WRITTEN TASK →
Identify the lines containing the word "frac". Copy each one.

RECORDS SUPPLIED →
══════
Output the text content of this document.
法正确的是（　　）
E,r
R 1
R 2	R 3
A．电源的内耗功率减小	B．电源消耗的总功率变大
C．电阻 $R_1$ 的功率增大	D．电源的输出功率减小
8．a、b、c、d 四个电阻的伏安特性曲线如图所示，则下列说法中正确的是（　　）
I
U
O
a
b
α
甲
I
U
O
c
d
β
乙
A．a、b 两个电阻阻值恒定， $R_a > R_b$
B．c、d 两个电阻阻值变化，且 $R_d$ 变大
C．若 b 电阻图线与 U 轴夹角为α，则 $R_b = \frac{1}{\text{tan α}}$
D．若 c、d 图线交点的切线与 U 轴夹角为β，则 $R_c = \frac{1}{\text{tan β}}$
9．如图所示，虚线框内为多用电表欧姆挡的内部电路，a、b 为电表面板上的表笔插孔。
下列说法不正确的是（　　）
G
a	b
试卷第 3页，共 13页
══════
ANSWER TO THIS TASK →
C．若 b 电阻图线与 U 轴夹角为α，则 $R_b = \frac{1}{\text{tan α}}$
D．若 c、d 图线交点的切线与 U 轴夹角为β，则 $R_c = \frac{1}{\text{tan β}}$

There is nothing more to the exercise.